*AIM:* Retype everything in the listing, leaving each line exactly as it is.

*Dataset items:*
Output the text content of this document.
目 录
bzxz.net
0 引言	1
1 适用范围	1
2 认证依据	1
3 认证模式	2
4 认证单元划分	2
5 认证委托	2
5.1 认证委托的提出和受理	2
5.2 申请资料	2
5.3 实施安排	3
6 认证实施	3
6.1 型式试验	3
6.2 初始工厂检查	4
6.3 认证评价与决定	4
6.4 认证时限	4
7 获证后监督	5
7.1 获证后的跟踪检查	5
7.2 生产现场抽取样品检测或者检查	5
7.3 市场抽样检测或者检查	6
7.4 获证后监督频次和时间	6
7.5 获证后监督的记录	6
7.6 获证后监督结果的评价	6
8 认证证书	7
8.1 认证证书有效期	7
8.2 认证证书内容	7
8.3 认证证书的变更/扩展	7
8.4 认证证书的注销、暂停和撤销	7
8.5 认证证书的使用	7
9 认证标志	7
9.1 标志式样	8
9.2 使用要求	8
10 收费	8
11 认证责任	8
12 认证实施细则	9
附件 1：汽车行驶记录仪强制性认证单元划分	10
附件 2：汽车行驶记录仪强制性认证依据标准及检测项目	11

*TASK ANSWER:*
Output the text content of this document.
目 录
bzxz.net
0 引言	1
1 适用范围	1
2 认证依据	1
3 认证模式	2
4 认证单元划分	2
5 认证委托	2
5.1 认证委托的提出和受理	2
5.2 申请资料	2
5.3 实施安排	3
6 认证实施	3
6.1 型式试验	3
6.2 初始工厂检查	4
6.3 认证评价与决定	4
6.4 认证时限	4
7 获证后监督	5
7.1 获证后的跟踪检查	5
7.2 生产现场抽取样品检测或者检查	5
7.3 市场抽样检测或者检查	6
7.4 获证后监督频次和时间	6
7.5 获证后监督的记录	6
7.6 获证后监督结果的评价	6
8 认证证书	7
8.1 认证证书有效期	7
8.2 认证证书内容	7
8.3 认证证书的变更/扩展	7
8.4 认证证书的注销、暂停和撤销	7
8.5 认证证书的使用	7
9 认证标志	7
9.1 标志式样	8
9.2 使用要求	8
10 收费	8
11 认证责任	8
12 认证实施细则	9
附件 1：汽车行驶记录仪强制性认证单元划分	10
附件 2：汽车行驶记录仪强制性认证依据标准及检测项目	11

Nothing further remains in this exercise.